Collection entries
··········

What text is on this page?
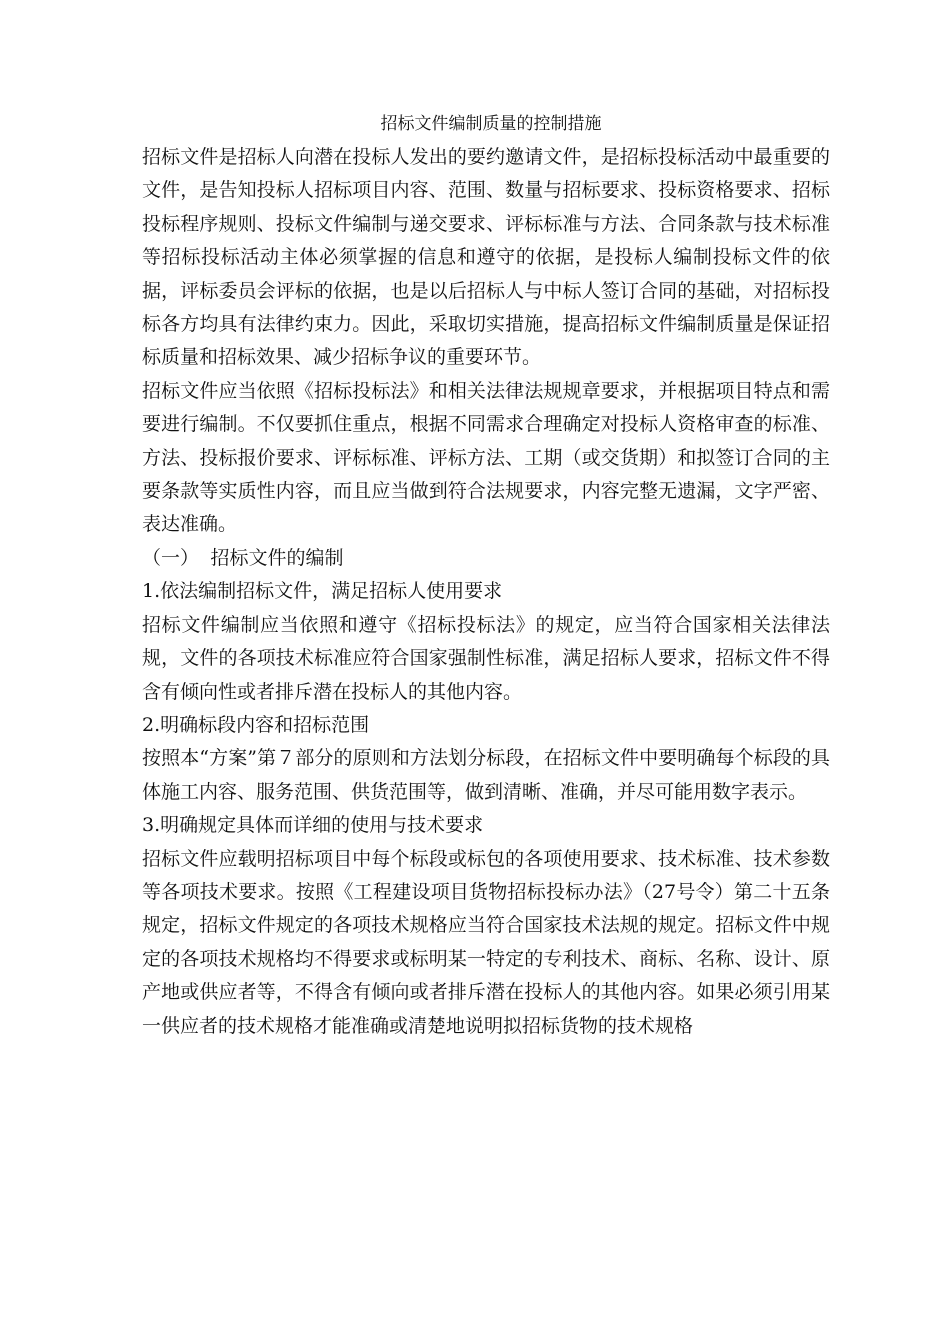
招标文件编制质量的控制措施

招标文件是招标人向潜在投标人发出的要约邀请文件，是招标投标活动中最重要的文件，是告知投标人招标项目内容、范围、数量与招标要求、投标资格要求、招标投标程序规则、投标文件编制与递交要求、评标标准与方法、合同条款与技术标准等招标投标活动主体必须掌握的信息和遵守的依据，是投标人编制投标文件的依据，评标委员会评标的依据，也是以后招标人与中标人签订合同的基础，对招标投标各方均具有法律约束力。因此，采取切实措施，提高招标文件编制质量是保证招标质量和招标效果、减少招标争议的重要环节。

招标文件应当依照《招标投标法》和相关法律法规规章要求，并根据项目特点和需要进行编制。不仅要抓住重点，根据不同需求合理确定对投标人资格审查的标准、方法、投标报价要求、评标标准、评标方法、工期（或交货期）和拟签订合同的主要条款等实质性内容，而且应当做到符合法规要求，内容完整无遗漏，文字严密、表达准确。

（一）  招标文件的编制
1.依法编制招标文件，满足招标人使用要求

招标文件编制应当依照和遵守《招标投标法》的规定，应当符合国家相关法律法规，文件的各项技术标准应符合国家强制性标准，满足招标人要求，招标文件不得含有倾向性或者排斥潜在投标人的其他内容。

2.明确标段内容和招标范围

按照本“方案”第７部分的原则和方法划分标段，在招标文件中要明确每个标段的具体施工内容、服务范围、供货范围等，做到清晰、准确，并尽可能用数字表示。

3.明确规定具体而详细的使用与技术要求

招标文件应载明招标项目中每个标段或标包的各项使用要求、技术标准、技术参数等各项技术要求。按照《工程建设项目货物招标投标办法》（27号令）第二十五条规定，招标文件规定的各项技术规格应当符合国家技术法规的规定。招标文件中规定的各项技术规格均不得要求或标明某一特定的专利技术、商标、名称、设计、原产地或供应者等，不得含有倾向或者排斥潜在投标人的其他内容。如果必须引用某一供应者的技术规格才能准确或清楚地说明拟招标货物的技术规格
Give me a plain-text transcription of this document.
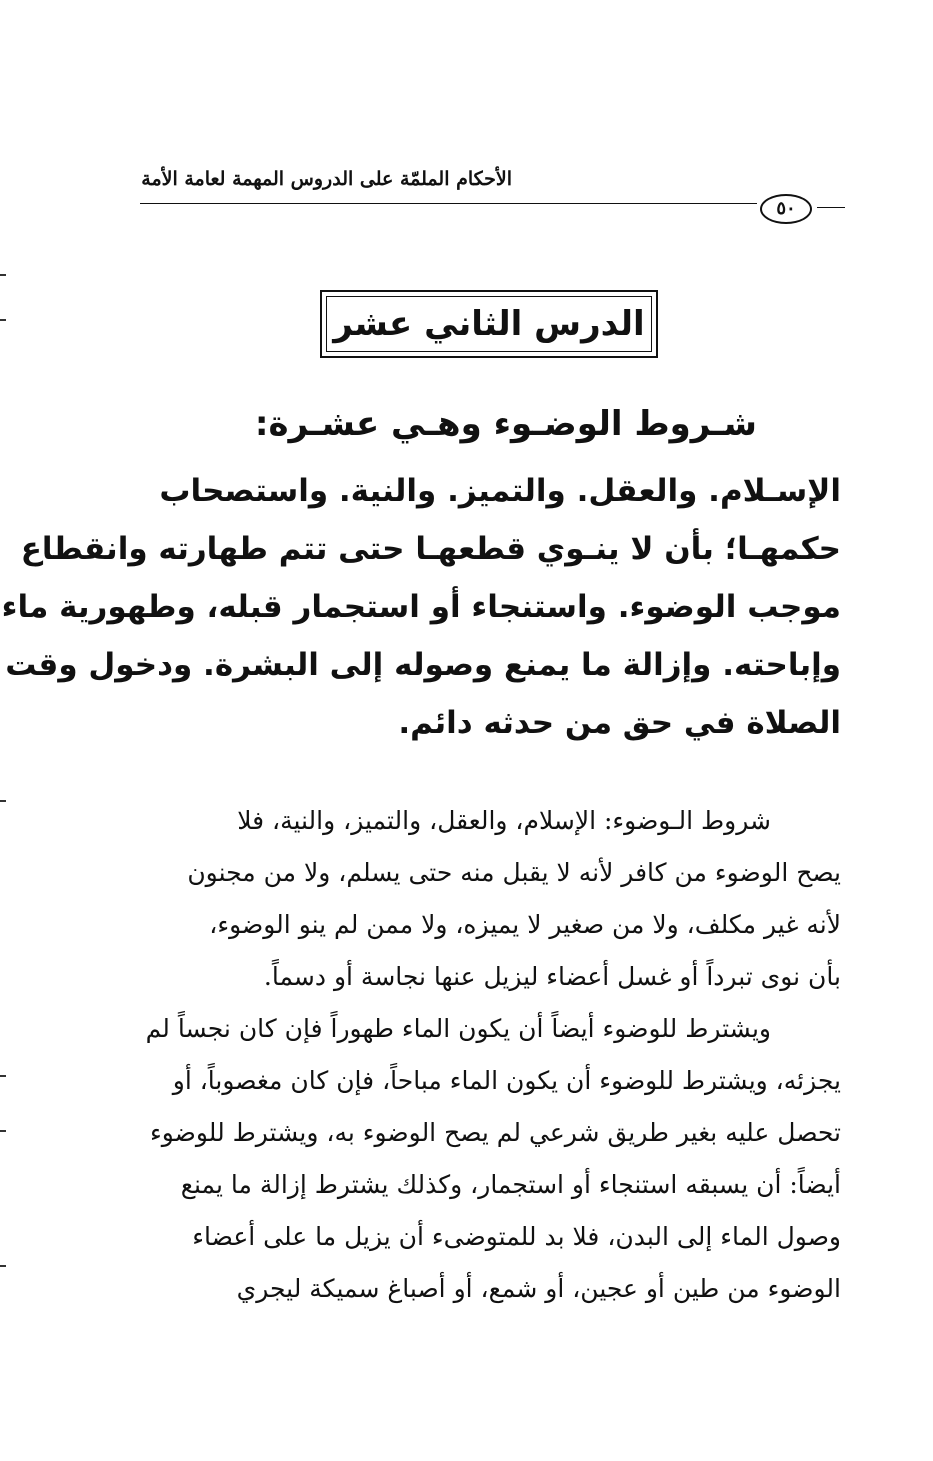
الأحكام الملمّة على الدروس المهمة لعامة الأمة
٥٠
الدرس الثاني عشر
شـروط الوضـوء وهـي عشـرة:
الإسـلام. والعقل. والتميز. والنية. واستصحاب
حكمهـا؛ بأن لا ينـوي قطعهـا حتى تتم طهارته وانقطاع
موجب الوضوء. واستنجاء أو استجمار قبله، وطهورية ماء
وإباحته. وإزالة ما يمنع وصوله إلى البشرة. ودخول وقت
الصلاة في حق من حدثه دائم.
شروط الـوضوء: الإسلام، والعقل، والتميز، والنية، فلا
يصح الوضوء من كافر لأنه لا يقبل منه حتى يسلم، ولا من مجنون
لأنه غير مكلف، ولا من صغير لا يميزه، ولا ممن لم ينو الوضوء،
بأن نوى تبرداً أو غسل أعضاء ليزيل عنها نجاسة أو دسماً.
ويشترط للوضوء أيضاً أن يكون الماء طهوراً فإن كان نجساً لم
يجزئه، ويشترط للوضوء أن يكون الماء مباحاً، فإن كان مغصوباً، أو
تحصل عليه بغير طريق شرعي لم يصح الوضوء به، ويشترط للوضوء
أيضاً: أن يسبقه استنجاء أو استجمار، وكذلك يشترط إزالة ما يمنع
وصول الماء إلى البدن، فلا بد للمتوضىء أن يزيل ما على أعضاء
الوضوء من طين أو عجين، أو شمع، أو أصباغ سميكة ليجري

··········

The request:
Print every entry exactly as written, without the pictures.

Expected output:
What text is on this page?
招标文件编制质量的控制措施

招标文件是招标人向潜在投标人发出的要约邀请文件，是招标投标活动中最重要的文件，是告知投标人招标项目内容、范围、数量与招标要求、投标资格要求、招标投标程序规则、投标文件编制与递交要求、评标标准与方法、合同条款与技术标准等招标投标活动主体必须掌握的信息和遵守的依据，是投标人编制投标文件的依据，评标委员会评标的依据，也是以后招标人与中标人签订合同的基础，对招标投标各方均具有法律约束力。因此，采取切实措施，提高招标文件编制质量是保证招标质量和招标效果、减少招标争议的重要环节。

招标文件应当依照《招标投标法》和相关法律法规规章要求，并根据项目特点和需要进行编制。不仅要抓住重点，根据不同需求合理确定对投标人资格审查的标准、方法、投标报价要求、评标标准、评标方法、工期（或交货期）和拟签订合同的主要条款等实质性内容，而且应当做到符合法规要求，内容完整无遗漏，文字严密、表达准确。

（一）  招标文件的编制
1.依法编制招标文件，满足招标人使用要求

招标文件编制应当依照和遵守《招标投标法》的规定，应当符合国家相关法律法规，文件的各项技术标准应符合国家强制性标准，满足招标人要求，招标文件不得含有倾向性或者排斥潜在投标人的其他内容。

2.明确标段内容和招标范围

按照本“方案”第７部分的原则和方法划分标段，在招标文件中要明确每个标段的具体施工内容、服务范围、供货范围等，做到清晰、准确，并尽可能用数字表示。

3.明确规定具体而详细的使用与技术要求

招标文件应载明招标项目中每个标段或标包的各项使用要求、技术标准、技术参数等各项技术要求。按照《工程建设项目货物招标投标办法》（27号令）第二十五条规定，招标文件规定的各项技术规格应当符合国家技术法规的规定。招标文件中规定的各项技术规格均不得要求或标明某一特定的专利技术、商标、名称、设计、原产地或供应者等，不得含有倾向或者排斥潜在投标人的其他内容。如果必须引用某一供应者的技术规格才能准确或清楚地说明拟招标货物的技术规格
Give me a plain-text transcription of this document.
الأحكام الملمّة على الدروس المهمة لعامة الأمة
٥٠
الدرس الثاني عشر
شـروط الوضـوء وهـي عشـرة:
الإسـلام. والعقل. والتميز. والنية. واستصحاب
حكمهـا؛ بأن لا ينـوي قطعهـا حتى تتم طهارته وانقطاع
موجب الوضوء. واستنجاء أو استجمار قبله، وطهورية ماء
وإباحته. وإزالة ما يمنع وصوله إلى البشرة. ودخول وقت
الصلاة في حق من حدثه دائم.
شروط الـوضوء: الإسلام، والعقل، والتميز، والنية، فلا
يصح الوضوء من كافر لأنه لا يقبل منه حتى يسلم، ولا من مجنون
لأنه غير مكلف، ولا من صغير لا يميزه، ولا ممن لم ينو الوضوء،
بأن نوى تبرداً أو غسل أعضاء ليزيل عنها نجاسة أو دسماً.
ويشترط للوضوء أيضاً أن يكون الماء طهوراً فإن كان نجساً لم
يجزئه، ويشترط للوضوء أن يكون الماء مباحاً، فإن كان مغصوباً، أو
تحصل عليه بغير طريق شرعي لم يصح الوضوء به، ويشترط للوضوء
أيضاً: أن يسبقه استنجاء أو استجمار، وكذلك يشترط إزالة ما يمنع
وصول الماء إلى البدن، فلا بد للمتوضىء أن يزيل ما على أعضاء
الوضوء من طين أو عجين، أو شمع، أو أصباغ سميكة ليجري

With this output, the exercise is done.